** Start MATERIAL PROVIDED **

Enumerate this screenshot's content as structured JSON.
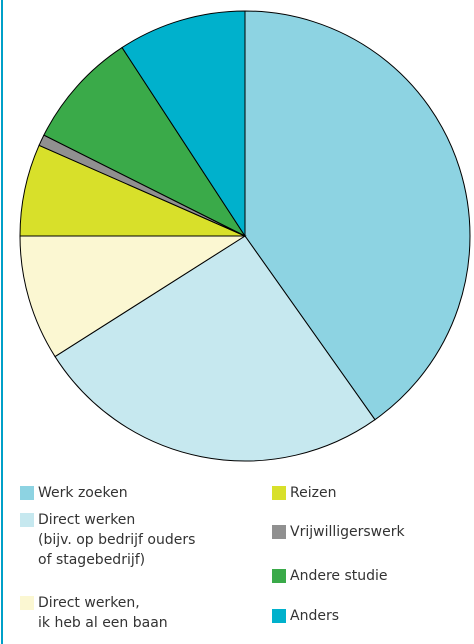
{
  "chart_data": {
    "type": "pie",
    "categories": [
      [
        "Werk zoeken"
      ],
      [
        "Direct werken",
        "(bijv. op bedrijf ouders",
        "of stagebedrijf)"
      ],
      [
        "Direct werken,",
        "ik heb al een baan"
      ],
      [
        "Reizen"
      ],
      [
        "Vrijwilligerswerk"
      ],
      [
        "Andere studie"
      ],
      [
        "Anders"
      ]
    ],
    "values": [
      40.2,
      25.8,
      9.0,
      6.6,
      0.8,
      8.4,
      9.2
    ],
    "colors": [
      "#8dd3e2",
      "#c6e8ef",
      "#fbf7d2",
      "#d8e02a",
      "#909090",
      "#3aaa49",
      "#00b1cc"
    ]
  }
}
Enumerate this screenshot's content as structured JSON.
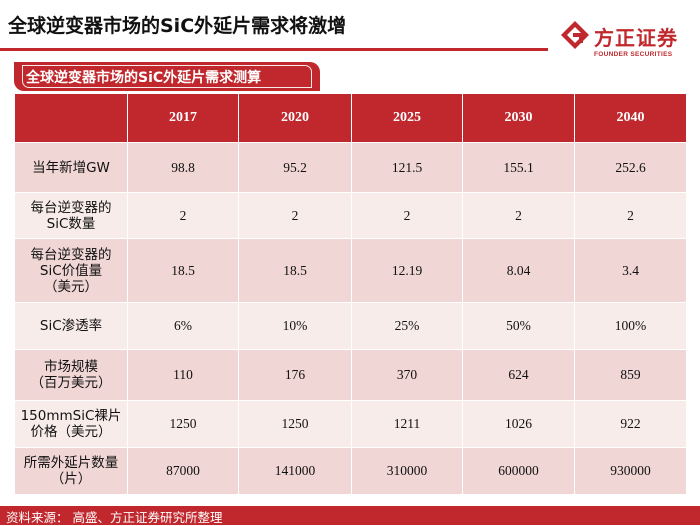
{
  "header": {
    "title": "全球逆变器市场的SiC外延片需求将激增",
    "logo_cn": "方正证券",
    "logo_en": "FOUNDER SECURITIES"
  },
  "subtitle": "全球逆变器市场的SiC外延片需求测算",
  "table": {
    "years": [
      "2017",
      "2020",
      "2025",
      "2030",
      "2040"
    ],
    "rows": [
      {
        "label_lines": [
          "当年新增GW"
        ],
        "values": [
          "98.8",
          "95.2",
          "121.5",
          "155.1",
          "252.6"
        ]
      },
      {
        "label_lines": [
          "每台逆变器的",
          "SiC数量"
        ],
        "values": [
          "2",
          "2",
          "2",
          "2",
          "2"
        ]
      },
      {
        "label_lines": [
          "每台逆变器的",
          "SiC价值量",
          "（美元）"
        ],
        "values": [
          "18.5",
          "18.5",
          "12.19",
          "8.04",
          "3.4"
        ]
      },
      {
        "label_lines": [
          "SiC渗透率"
        ],
        "values": [
          "6%",
          "10%",
          "25%",
          "50%",
          "100%"
        ]
      },
      {
        "label_lines": [
          "市场规模",
          "（百万美元）"
        ],
        "values": [
          "110",
          "176",
          "370",
          "624",
          "859"
        ]
      },
      {
        "label_lines": [
          "150mmSiC裸片",
          "价格（美元）"
        ],
        "values": [
          "1250",
          "1250",
          "1211",
          "1026",
          "922"
        ]
      },
      {
        "label_lines": [
          "所需外延片数量",
          "（片）"
        ],
        "values": [
          "87000",
          "141000",
          "310000",
          "600000",
          "930000"
        ]
      }
    ]
  },
  "footer": {
    "source": "资料来源： 高盛、方正证券研究所整理"
  },
  "colors": {
    "brand_red": "#c0282d",
    "row_dark": "#f0d6d4",
    "row_light": "#f8eceb"
  }
}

** End MATERIAL PROVIDED **

| AIM OF THE TASK |
Exclude the pictures, and transcribe all of the material exactly.

| RESPONSE |
Enumerate this screenshot's content as structured JSON.
{
  "chart_data": {
    "type": "pie",
    "categories": [
      [
        "Werk zoeken"
      ],
      [
        "Direct werken",
        "(bijv. op bedrijf ouders",
        "of stagebedrijf)"
      ],
      [
        "Direct werken,",
        "ik heb al een baan"
      ],
      [
        "Reizen"
      ],
      [
        "Vrijwilligerswerk"
      ],
      [
        "Andere studie"
      ],
      [
        "Anders"
      ]
    ],
    "values": [
      40.2,
      25.8,
      9.0,
      6.6,
      0.8,
      8.4,
      9.2
    ],
    "colors": [
      "#8dd3e2",
      "#c6e8ef",
      "#fbf7d2",
      "#d8e02a",
      "#909090",
      "#3aaa49",
      "#00b1cc"
    ]
  }
}
Enumerate this screenshot's content as structured JSON.
{
  "header": {
    "title": "全球逆变器市场的SiC外延片需求将激增",
    "logo_cn": "方正证券",
    "logo_en": "FOUNDER SECURITIES"
  },
  "subtitle": "全球逆变器市场的SiC外延片需求测算",
  "table": {
    "years": [
      "2017",
      "2020",
      "2025",
      "2030",
      "2040"
    ],
    "rows": [
      {
        "label_lines": [
          "当年新增GW"
        ],
        "values": [
          "98.8",
          "95.2",
          "121.5",
          "155.1",
          "252.6"
        ]
      },
      {
        "label_lines": [
          "每台逆变器的",
          "SiC数量"
        ],
        "values": [
          "2",
          "2",
          "2",
          "2",
          "2"
        ]
      },
      {
        "label_lines": [
          "每台逆变器的",
          "SiC价值量",
          "（美元）"
        ],
        "values": [
          "18.5",
          "18.5",
          "12.19",
          "8.04",
          "3.4"
        ]
      },
      {
        "label_lines": [
          "SiC渗透率"
        ],
        "values": [
          "6%",
          "10%",
          "25%",
          "50%",
          "100%"
        ]
      },
      {
        "label_lines": [
          "市场规模",
          "（百万美元）"
        ],
        "values": [
          "110",
          "176",
          "370",
          "624",
          "859"
        ]
      },
      {
        "label_lines": [
          "150mmSiC裸片",
          "价格（美元）"
        ],
        "values": [
          "1250",
          "1250",
          "1211",
          "1026",
          "922"
        ]
      },
      {
        "label_lines": [
          "所需外延片数量",
          "（片）"
        ],
        "values": [
          "87000",
          "141000",
          "310000",
          "600000",
          "930000"
        ]
      }
    ]
  },
  "footer": {
    "source": "资料来源： 高盛、方正证券研究所整理"
  },
  "colors": {
    "brand_red": "#c0282d",
    "row_dark": "#f0d6d4",
    "row_light": "#f8eceb"
  }
}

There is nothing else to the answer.